Dataset items
* * * *
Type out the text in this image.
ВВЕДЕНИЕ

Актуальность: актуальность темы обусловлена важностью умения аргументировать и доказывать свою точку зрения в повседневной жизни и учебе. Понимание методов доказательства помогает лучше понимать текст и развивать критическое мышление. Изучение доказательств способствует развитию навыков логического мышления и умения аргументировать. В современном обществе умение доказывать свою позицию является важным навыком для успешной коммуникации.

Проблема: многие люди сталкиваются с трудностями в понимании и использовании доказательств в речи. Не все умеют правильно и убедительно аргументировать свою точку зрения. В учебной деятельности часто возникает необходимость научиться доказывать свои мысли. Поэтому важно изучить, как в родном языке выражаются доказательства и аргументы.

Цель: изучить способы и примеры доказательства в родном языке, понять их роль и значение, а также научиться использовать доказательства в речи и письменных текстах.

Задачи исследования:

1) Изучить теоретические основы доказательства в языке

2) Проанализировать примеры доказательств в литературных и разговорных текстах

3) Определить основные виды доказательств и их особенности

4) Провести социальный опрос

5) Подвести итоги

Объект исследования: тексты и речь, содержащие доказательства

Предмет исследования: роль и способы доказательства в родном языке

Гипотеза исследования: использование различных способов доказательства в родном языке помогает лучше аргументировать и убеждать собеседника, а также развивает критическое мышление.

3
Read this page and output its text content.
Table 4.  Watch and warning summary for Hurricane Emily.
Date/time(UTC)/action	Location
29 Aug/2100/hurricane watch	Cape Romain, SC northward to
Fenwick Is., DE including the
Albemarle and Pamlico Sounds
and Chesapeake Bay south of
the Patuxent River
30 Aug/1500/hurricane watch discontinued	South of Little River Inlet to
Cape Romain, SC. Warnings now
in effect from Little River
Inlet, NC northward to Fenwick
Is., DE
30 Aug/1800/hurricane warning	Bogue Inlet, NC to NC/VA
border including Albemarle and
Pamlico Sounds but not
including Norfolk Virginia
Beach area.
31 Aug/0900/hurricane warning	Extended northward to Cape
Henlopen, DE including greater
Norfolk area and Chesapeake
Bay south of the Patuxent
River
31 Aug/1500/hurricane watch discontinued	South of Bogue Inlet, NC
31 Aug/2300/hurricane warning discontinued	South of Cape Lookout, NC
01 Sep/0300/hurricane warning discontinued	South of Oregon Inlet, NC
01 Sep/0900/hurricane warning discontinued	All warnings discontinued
* * * *
What to work on:
Return the entries above exactly, each one complete.

Expected answer:
Type out the text in this image.
ВВЕДЕНИЕ

Актуальность: актуальность темы обусловлена важностью умения аргументировать и доказывать свою точку зрения в повседневной жизни и учебе. Понимание методов доказательства помогает лучше понимать текст и развивать критическое мышление. Изучение доказательств способствует развитию навыков логического мышления и умения аргументировать. В современном обществе умение доказывать свою позицию является важным навыком для успешной коммуникации.

Проблема: многие люди сталкиваются с трудностями в понимании и использовании доказательств в речи. Не все умеют правильно и убедительно аргументировать свою точку зрения. В учебной деятельности часто возникает необходимость научиться доказывать свои мысли. Поэтому важно изучить, как в родном языке выражаются доказательства и аргументы.

Цель: изучить способы и примеры доказательства в родном языке, понять их роль и значение, а также научиться использовать доказательства в речи и письменных текстах.

Задачи исследования:

1) Изучить теоретические основы доказательства в языке

2) Проанализировать примеры доказательств в литературных и разговорных текстах

3) Определить основные виды доказательств и их особенности

4) Провести социальный опрос

5) Подвести итоги

Объект исследования: тексты и речь, содержащие доказательства

Предмет исследования: роль и способы доказательства в родном языке

Гипотеза исследования: использование различных способов доказательства в родном языке помогает лучше аргументировать и убеждать собеседника, а также развивает критическое мышление.

3
Read this page and output its text content.
Table 4.  Watch and warning summary for Hurricane Emily.
Date/time(UTC)/action	Location
29 Aug/2100/hurricane watch	Cape Romain, SC northward to
Fenwick Is., DE including the
Albemarle and Pamlico Sounds
and Chesapeake Bay south of
the Patuxent River
30 Aug/1500/hurricane watch discontinued	South of Little River Inlet to
Cape Romain, SC. Warnings now
in effect from Little River
Inlet, NC northward to Fenwick
Is., DE
30 Aug/1800/hurricane warning	Bogue Inlet, NC to NC/VA
border including Albemarle and
Pamlico Sounds but not
including Norfolk Virginia
Beach area.
31 Aug/0900/hurricane warning	Extended northward to Cape
Henlopen, DE including greater
Norfolk area and Chesapeake
Bay south of the Patuxent
River
31 Aug/1500/hurricane watch discontinued	South of Bogue Inlet, NC
31 Aug/2300/hurricane warning discontinued	South of Cape Lookout, NC
01 Sep/0300/hurricane warning discontinued	South of Oregon Inlet, NC
01 Sep/0900/hurricane warning discontinued	All warnings discontinued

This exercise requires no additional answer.